■ **DATA FOR THIS EXERCISE**
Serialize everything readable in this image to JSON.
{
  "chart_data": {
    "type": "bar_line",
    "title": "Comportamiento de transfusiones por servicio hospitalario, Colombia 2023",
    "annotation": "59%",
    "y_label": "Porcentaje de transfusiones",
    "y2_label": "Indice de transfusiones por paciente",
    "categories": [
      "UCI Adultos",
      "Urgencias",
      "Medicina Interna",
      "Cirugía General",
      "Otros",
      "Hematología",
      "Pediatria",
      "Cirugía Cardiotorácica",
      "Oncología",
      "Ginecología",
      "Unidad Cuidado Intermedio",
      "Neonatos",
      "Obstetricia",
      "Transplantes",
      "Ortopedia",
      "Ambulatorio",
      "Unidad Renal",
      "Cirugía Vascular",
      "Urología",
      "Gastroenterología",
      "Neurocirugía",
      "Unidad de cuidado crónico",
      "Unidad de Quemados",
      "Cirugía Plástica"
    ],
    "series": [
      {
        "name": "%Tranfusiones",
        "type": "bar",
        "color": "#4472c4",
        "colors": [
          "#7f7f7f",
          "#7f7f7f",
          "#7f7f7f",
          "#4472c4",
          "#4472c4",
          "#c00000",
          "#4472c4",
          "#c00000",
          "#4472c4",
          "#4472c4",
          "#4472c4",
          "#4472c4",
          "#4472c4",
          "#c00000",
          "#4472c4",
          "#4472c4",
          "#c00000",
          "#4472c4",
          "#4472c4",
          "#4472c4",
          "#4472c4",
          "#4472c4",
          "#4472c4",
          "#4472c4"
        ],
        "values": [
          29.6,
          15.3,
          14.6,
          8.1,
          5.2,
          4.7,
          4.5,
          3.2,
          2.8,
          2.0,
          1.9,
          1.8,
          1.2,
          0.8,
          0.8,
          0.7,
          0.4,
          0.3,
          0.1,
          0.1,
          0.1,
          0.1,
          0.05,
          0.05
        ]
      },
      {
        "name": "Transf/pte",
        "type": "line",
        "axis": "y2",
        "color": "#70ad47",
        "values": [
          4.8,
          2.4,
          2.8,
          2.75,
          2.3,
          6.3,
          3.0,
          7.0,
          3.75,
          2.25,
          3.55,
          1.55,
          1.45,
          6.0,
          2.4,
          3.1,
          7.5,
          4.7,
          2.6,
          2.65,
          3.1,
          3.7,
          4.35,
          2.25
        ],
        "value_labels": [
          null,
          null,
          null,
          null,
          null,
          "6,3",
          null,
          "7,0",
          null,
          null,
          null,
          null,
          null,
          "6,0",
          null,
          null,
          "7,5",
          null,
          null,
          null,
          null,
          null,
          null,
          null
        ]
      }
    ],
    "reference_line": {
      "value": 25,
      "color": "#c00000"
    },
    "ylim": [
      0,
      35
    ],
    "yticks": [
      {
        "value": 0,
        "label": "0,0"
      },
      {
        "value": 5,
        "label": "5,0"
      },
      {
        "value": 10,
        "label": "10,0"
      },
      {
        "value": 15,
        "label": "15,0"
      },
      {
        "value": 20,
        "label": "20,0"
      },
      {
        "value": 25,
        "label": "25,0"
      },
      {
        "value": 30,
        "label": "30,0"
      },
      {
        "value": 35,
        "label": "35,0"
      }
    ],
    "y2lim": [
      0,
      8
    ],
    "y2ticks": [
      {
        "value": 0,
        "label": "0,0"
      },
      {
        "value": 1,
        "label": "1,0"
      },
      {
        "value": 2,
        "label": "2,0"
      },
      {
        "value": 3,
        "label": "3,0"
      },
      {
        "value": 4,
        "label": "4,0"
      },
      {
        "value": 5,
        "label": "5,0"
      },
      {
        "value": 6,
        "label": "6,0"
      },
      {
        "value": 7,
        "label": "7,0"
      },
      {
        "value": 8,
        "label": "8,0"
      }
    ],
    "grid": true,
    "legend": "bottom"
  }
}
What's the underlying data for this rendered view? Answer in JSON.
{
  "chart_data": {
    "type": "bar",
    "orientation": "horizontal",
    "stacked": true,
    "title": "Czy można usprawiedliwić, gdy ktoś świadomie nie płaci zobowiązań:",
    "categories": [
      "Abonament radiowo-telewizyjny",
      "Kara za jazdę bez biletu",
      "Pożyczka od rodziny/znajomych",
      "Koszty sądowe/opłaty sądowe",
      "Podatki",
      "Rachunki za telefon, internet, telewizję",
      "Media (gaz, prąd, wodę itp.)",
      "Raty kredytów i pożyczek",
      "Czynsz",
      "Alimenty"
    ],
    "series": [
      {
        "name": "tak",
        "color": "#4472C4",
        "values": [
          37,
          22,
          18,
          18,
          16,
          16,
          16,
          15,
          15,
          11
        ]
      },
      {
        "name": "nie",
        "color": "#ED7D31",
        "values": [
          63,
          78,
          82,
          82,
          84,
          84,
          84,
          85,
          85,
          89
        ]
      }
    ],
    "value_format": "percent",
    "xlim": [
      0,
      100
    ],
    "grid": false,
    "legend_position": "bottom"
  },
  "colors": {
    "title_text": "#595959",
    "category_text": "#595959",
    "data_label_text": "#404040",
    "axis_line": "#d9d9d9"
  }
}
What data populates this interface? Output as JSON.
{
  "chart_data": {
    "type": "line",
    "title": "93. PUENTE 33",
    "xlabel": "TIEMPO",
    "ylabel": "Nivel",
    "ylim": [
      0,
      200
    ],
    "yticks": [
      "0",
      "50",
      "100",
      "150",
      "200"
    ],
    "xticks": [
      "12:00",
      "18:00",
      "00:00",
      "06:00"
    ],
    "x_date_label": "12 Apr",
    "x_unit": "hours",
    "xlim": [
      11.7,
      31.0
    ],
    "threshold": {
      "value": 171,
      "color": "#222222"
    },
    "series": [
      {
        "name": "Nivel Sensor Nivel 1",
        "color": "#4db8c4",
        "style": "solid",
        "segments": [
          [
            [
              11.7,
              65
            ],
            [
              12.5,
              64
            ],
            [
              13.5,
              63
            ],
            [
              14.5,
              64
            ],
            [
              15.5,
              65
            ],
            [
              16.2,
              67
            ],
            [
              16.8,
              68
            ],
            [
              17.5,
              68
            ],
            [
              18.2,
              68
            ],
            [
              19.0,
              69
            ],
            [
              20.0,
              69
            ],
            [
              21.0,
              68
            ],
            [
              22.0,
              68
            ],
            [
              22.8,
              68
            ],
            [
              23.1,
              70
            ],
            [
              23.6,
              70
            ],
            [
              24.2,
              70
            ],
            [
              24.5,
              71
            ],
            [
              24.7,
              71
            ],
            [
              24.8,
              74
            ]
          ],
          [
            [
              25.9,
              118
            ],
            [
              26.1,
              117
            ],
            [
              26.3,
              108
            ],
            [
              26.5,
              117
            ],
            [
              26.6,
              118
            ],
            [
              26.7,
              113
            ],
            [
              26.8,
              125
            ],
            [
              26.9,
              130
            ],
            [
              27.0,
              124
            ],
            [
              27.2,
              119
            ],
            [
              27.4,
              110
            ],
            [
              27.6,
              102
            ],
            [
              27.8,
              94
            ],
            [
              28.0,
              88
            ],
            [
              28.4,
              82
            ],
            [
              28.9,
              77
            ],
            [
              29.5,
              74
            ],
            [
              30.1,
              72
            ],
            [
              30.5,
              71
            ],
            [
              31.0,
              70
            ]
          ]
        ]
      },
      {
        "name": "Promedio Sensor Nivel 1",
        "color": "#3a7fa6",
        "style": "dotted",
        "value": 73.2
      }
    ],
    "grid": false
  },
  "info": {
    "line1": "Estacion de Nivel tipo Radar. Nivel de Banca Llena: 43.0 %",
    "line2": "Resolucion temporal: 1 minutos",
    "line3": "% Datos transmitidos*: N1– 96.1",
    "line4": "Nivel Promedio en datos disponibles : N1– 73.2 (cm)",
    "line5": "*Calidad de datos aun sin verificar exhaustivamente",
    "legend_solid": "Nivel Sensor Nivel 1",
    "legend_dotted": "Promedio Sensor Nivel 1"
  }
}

■ **WHAT THE TASK REQUIRES**
Copy out every line of the material above that mentions the word "transfusiones".

■ **THE COMPLETED TASK**
    "title": "Comportamiento de transfusiones por servicio hospitalario, Colombia 2023",
    "y_label": "Porcentaje de transfusiones",
    "y2_label": "Indice de transfusiones por paciente",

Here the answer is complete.